- **Goal**
Scan the records for the word "indices". Copy each line that includes it.

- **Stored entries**
____

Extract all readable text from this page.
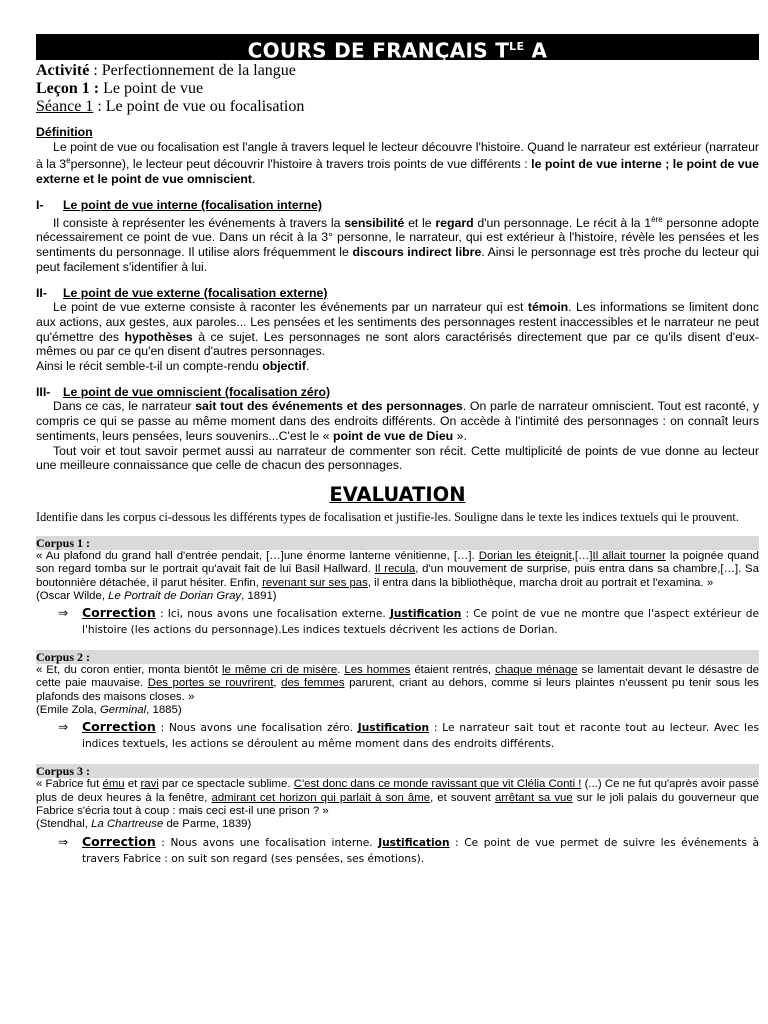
COURS DE FRANÇAIS $T^{LE}$ A
Activité : Perfectionnement de la langue
Leçon 1 : Le point de vue
Séance 1 : Le point de vue ou focalisation
Définition
Le point de vue ou focalisation est l'angle à travers lequel le lecteur découvre l'histoire. Quand le narrateur est extérieur (narrateur à la 3epersonne), le lecteur peut découvrir l'histoire à travers trois points de vue différents : le point de vue interne ; le point de vue externe et le point de vue omniscient.
I- Le point de vue interne (focalisation interne)
Il consiste à représenter les événements à travers la sensibilité et le regard d'un personnage. Le récit à la 1ère personne adopte nécessairement ce point de vue. Dans un récit à la 3° personne, le narrateur, qui est extérieur à l'histoire, révèle les pensées et les sentiments du personnage. Il utilise alors fréquemment le discours indirect libre. Ainsi le personnage est très proche du lecteur qui peut facilement s'identifier à lui.
II- Le point de vue externe (focalisation externe)
Le point de vue externe consiste à raconter les événements par un narrateur qui est témoin. Les informations se limitent donc aux actions, aux gestes, aux paroles... Les pensées et les sentiments des personnages restent inaccessibles et le narrateur ne peut qu'émettre des hypothèses à ce sujet. Les personnages ne sont alors caractérisés directement que par ce qu'ils disent d'eux-mêmes ou par ce qu'en disent d'autres personnages.
Ainsi le récit semble-t-il un compte-rendu objectif.
III- Le point de vue omniscient (focalisation zéro)
Dans ce cas, le narrateur sait tout des événements et des personnages. On parle de narrateur omniscient. Tout est raconté, y compris ce qui se passe au même moment dans des endroits différents. On accède à l'intimité des personnages : on connaît leurs sentiments, leurs pensées, leurs souvenirs...C'est le « point de vue de Dieu ».
Tout voir et tout savoir permet aussi au narrateur de commenter son récit. Cette multiplicité de points de vue donne au lecteur une meilleure connaissance que celle de chacun des personnages.
EVALUATION
Identifie dans les corpus ci-dessous les différents types de focalisation et justifie-les. Souligne dans le texte les indices textuels qui le prouvent.
Corpus 1 :
« Au plafond du grand hall d'entrée pendait, […]une énorme lanterne vénitienne, […]. Dorian les éteignit,[…]Il allait tourner la poignée quand son regard tomba sur le portrait qu'avait fait de lui Basil Hallward. Il recula, d'un mouvement de surprise, puis entra dans sa chambre,[…]. Sa boutonnière détachée, il parut hésiter. Enfin, revenant sur ses pas, il entra dans la bibliothèque, marcha droit au portrait et l'examina. »
(Oscar Wilde, Le Portrait de Dorian Gray, 1891)
⇒	Correction : Ici, nous avons une focalisation externe. Justification : Ce point de vue ne montre que l'aspect extérieur de l'histoire (les actions du personnage).Les indices textuels décrivent les actions de Dorian.
Corpus 2 :
« Et, du coron entier, monta bientôt le même cri de misère. Les hommes étaient rentrés, chaque ménage se lamentait devant le désastre de cette paie mauvaise. Des portes se rouvrirent, des femmes parurent, criant au dehors, comme si leurs plaintes n'eussent pu tenir sous les plafonds des maisons closes. »
(Emile Zola, Germinal, 1885)
⇒	Correction : Nous avons une focalisation zéro. Justification : Le narrateur sait tout et raconte tout au lecteur. Avec les indices textuels, les actions se déroulent au même moment dans des endroits différents.
Corpus 3 :
« Fabrice fut ému et ravi par ce spectacle sublime. C'est donc dans ce monde ravissant que vit Clélia Conti ! (...) Ce ne fut qu'après avoir passé plus de deux heures à la fenêtre, admirant cet horizon qui parlait à son âme, et souvent arrêtant sa vue sur le joli palais du gouverneur que Fabrice s'écria tout à coup : mais ceci est-il une prison ? »
(Stendhal, La Chartreuse de Parme, 1839)
⇒	Correction : Nous avons une focalisation interne. Justification : Ce point de vue permet de suivre les événements à travers Fabrice : on suit son regard (ses pensées, ses émotions).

____

- **Solution to this exercise**
Identifie dans les corpus ci-dessous les différents types de focalisation et justifie-les. Souligne dans le texte les indices textuels qui le prouvent.
⇒	Correction : Ici, nous avons une focalisation externe. Justification : Ce point de vue ne montre que l'aspect extérieur de l'histoire (les actions du personnage).Les indices textuels décrivent les actions de Dorian.
⇒	Correction : Nous avons une focalisation zéro. Justification : Le narrateur sait tout et raconte tout au lecteur. Avec les indices textuels, les actions se déroulent au même moment dans des endroits différents.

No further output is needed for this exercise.